What you need to do: Every line from the one containing "Transcribe this image's" through the end of the listing below goes in the output, exactly and without pictures.

Excerpted data:
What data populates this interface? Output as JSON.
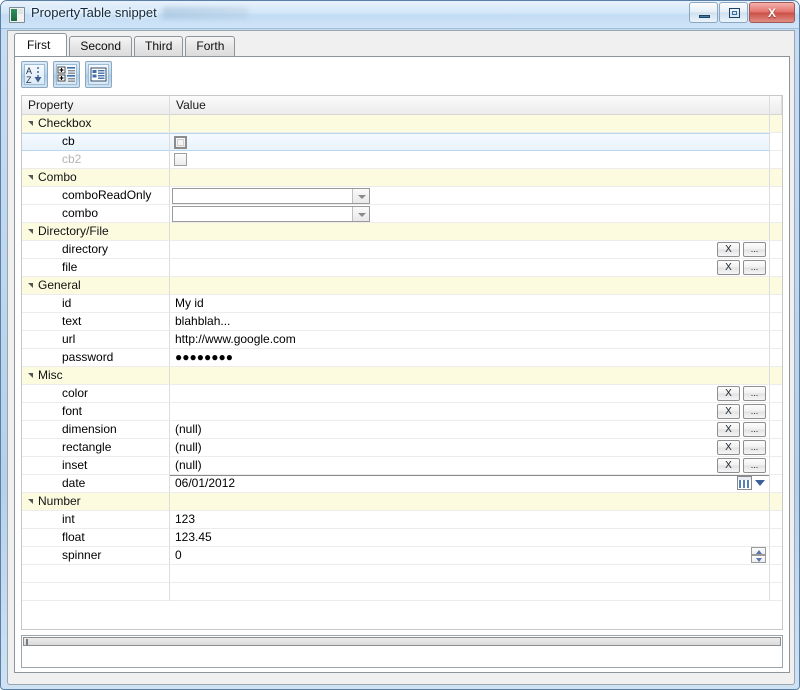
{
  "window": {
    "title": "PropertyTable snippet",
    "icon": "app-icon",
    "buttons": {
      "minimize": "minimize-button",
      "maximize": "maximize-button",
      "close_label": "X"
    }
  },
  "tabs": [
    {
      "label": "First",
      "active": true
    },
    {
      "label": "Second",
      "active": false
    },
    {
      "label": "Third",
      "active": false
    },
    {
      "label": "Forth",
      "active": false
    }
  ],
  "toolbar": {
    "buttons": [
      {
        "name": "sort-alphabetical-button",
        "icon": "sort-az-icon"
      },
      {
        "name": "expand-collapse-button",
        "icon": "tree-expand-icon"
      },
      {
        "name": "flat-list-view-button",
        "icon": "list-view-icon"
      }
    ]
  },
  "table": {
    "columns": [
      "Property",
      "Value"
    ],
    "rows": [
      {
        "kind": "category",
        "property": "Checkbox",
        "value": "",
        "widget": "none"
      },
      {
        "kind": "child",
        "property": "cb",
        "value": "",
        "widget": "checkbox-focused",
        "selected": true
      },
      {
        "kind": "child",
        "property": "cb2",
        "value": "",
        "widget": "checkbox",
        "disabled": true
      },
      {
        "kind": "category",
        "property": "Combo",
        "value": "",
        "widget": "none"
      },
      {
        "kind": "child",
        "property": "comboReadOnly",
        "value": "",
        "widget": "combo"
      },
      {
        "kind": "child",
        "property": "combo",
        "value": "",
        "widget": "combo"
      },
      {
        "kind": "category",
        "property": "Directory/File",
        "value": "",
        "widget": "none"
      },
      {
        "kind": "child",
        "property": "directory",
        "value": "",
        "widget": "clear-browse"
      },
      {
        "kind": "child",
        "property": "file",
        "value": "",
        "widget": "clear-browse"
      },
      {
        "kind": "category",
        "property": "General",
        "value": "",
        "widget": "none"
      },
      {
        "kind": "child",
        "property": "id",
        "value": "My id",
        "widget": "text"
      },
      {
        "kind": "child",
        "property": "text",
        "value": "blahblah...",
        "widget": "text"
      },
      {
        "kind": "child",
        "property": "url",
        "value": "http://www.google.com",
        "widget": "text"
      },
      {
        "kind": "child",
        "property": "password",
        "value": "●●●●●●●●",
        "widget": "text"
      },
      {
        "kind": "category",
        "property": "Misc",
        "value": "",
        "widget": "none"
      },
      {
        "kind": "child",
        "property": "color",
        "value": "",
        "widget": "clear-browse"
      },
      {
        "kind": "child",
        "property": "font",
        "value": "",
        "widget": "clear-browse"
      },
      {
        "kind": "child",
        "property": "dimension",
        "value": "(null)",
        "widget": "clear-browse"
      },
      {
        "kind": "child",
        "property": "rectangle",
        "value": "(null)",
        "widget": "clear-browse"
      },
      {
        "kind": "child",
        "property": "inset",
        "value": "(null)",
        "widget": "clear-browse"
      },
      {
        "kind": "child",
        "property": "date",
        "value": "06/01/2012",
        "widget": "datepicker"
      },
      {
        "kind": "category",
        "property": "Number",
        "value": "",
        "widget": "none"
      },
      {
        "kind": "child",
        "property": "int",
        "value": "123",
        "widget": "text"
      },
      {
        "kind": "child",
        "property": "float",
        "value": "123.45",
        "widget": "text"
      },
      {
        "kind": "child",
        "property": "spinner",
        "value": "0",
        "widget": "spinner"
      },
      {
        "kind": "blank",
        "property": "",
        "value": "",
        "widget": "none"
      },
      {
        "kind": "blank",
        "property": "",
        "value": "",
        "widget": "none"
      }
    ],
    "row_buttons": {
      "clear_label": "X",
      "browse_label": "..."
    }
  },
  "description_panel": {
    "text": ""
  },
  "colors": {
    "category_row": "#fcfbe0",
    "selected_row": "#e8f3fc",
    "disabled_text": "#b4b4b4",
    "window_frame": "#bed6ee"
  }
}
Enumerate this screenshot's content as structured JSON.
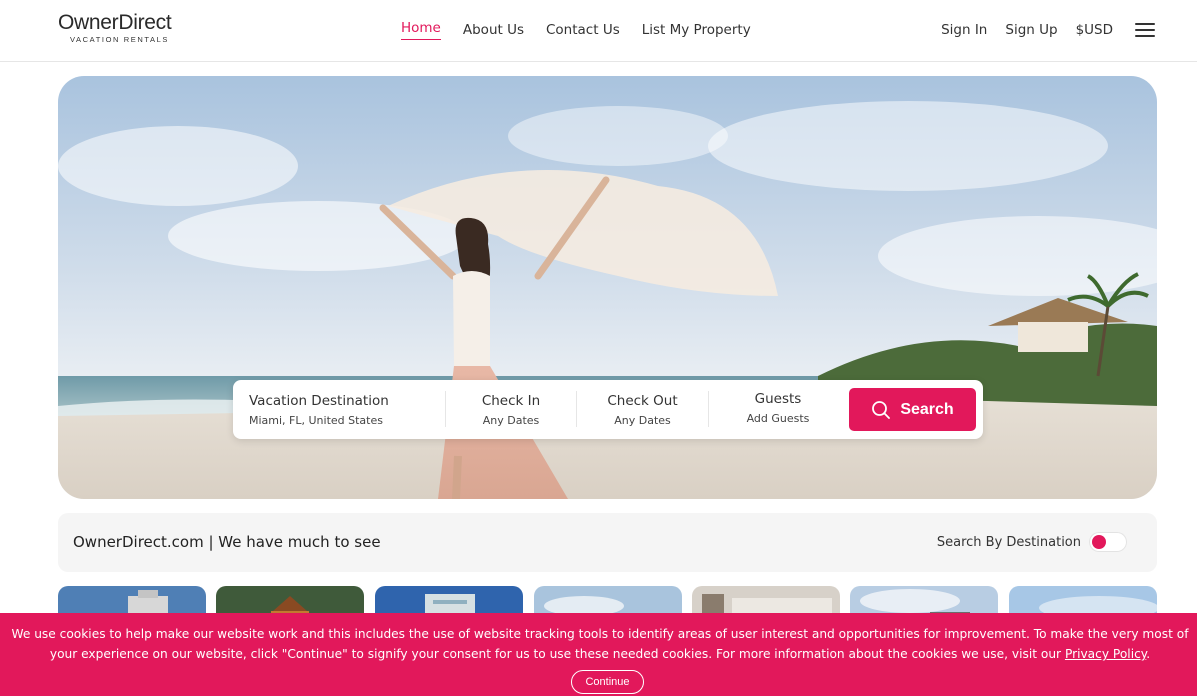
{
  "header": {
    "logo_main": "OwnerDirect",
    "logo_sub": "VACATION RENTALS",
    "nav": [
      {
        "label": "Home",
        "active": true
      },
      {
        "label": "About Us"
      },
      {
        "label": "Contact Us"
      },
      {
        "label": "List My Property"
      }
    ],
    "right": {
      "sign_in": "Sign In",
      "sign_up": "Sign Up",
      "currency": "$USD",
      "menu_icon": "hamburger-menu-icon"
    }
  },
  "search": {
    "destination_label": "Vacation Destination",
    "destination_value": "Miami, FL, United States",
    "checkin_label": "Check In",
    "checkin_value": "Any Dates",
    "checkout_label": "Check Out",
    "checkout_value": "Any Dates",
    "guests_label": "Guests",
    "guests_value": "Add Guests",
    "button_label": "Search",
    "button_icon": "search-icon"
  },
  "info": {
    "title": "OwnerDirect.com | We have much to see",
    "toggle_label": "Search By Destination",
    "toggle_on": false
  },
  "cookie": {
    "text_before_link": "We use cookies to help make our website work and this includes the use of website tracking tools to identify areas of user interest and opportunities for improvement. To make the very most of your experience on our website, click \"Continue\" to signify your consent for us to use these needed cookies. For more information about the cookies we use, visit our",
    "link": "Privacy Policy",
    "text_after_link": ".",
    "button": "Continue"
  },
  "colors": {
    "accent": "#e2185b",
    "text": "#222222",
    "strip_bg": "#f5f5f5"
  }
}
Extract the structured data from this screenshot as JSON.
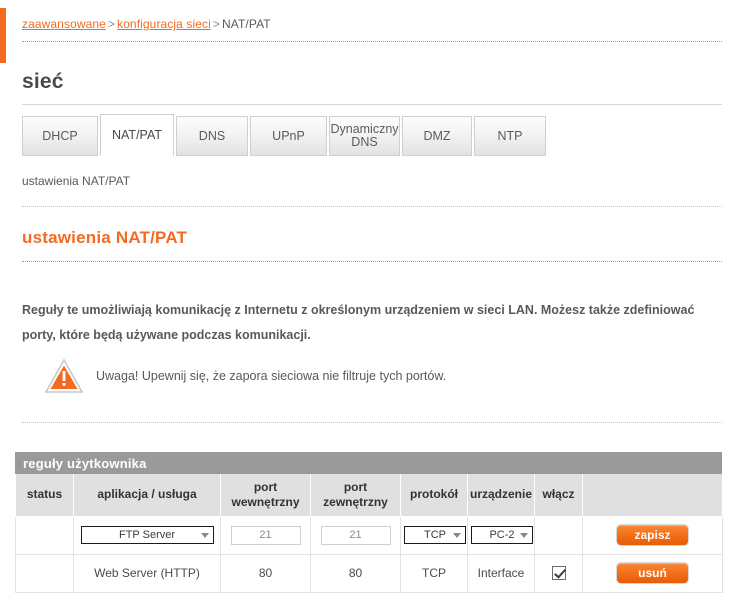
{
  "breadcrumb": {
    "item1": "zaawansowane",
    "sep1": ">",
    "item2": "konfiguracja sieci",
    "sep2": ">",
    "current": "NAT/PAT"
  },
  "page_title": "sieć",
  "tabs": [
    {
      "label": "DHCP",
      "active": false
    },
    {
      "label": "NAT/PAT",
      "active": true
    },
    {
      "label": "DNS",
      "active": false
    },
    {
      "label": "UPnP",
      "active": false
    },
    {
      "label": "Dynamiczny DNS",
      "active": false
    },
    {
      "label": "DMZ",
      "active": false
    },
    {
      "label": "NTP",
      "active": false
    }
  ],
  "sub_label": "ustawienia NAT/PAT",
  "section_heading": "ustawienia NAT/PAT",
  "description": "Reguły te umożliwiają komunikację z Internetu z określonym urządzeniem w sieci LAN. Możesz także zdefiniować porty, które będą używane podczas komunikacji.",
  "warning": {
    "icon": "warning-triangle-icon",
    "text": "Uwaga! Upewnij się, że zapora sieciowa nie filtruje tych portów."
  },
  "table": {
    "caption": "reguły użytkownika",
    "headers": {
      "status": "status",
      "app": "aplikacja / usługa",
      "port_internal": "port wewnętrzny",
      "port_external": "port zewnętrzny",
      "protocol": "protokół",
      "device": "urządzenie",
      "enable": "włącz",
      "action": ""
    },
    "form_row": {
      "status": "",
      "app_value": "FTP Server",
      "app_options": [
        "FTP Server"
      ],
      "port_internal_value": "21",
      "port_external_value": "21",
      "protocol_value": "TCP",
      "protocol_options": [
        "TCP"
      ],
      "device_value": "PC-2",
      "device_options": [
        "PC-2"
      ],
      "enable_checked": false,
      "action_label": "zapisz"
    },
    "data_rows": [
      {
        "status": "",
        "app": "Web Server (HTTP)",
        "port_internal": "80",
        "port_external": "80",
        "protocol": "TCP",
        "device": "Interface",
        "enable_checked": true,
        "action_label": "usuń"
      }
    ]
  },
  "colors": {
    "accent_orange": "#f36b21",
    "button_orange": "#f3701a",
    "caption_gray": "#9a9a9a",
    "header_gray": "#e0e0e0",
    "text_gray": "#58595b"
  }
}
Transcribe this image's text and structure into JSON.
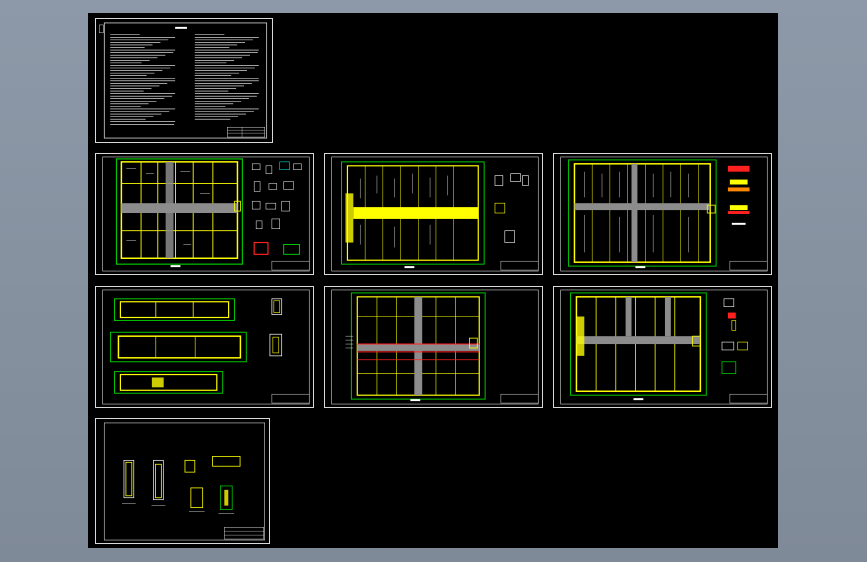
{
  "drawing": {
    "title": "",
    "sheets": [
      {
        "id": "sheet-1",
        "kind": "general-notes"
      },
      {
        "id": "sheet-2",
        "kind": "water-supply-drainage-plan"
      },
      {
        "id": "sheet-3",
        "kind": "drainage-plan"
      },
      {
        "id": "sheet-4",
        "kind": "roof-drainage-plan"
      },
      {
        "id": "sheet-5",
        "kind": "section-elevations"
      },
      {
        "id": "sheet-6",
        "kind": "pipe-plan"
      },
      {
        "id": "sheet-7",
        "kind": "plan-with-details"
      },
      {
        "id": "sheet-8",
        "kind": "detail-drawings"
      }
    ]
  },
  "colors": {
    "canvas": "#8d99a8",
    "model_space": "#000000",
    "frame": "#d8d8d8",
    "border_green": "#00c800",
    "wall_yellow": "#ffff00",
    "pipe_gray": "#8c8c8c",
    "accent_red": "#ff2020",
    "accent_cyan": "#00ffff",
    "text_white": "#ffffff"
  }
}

Exercise solution:
Transcribe this image's text and structure into JSON.
{
  "drawing": {
    "title": "",
    "sheets": [
      {
        "id": "sheet-1",
        "kind": "general-notes"
      },
      {
        "id": "sheet-2",
        "kind": "water-supply-drainage-plan"
      },
      {
        "id": "sheet-3",
        "kind": "drainage-plan"
      },
      {
        "id": "sheet-4",
        "kind": "roof-drainage-plan"
      },
      {
        "id": "sheet-5",
        "kind": "section-elevations"
      },
      {
        "id": "sheet-6",
        "kind": "pipe-plan"
      },
      {
        "id": "sheet-7",
        "kind": "plan-with-details"
      },
      {
        "id": "sheet-8",
        "kind": "detail-drawings"
      }
    ]
  },
  "colors": {
    "canvas": "#8d99a8",
    "model_space": "#000000",
    "frame": "#d8d8d8",
    "border_green": "#00c800",
    "wall_yellow": "#ffff00",
    "pipe_gray": "#8c8c8c",
    "accent_red": "#ff2020",
    "accent_cyan": "#00ffff",
    "text_white": "#ffffff"
  }
}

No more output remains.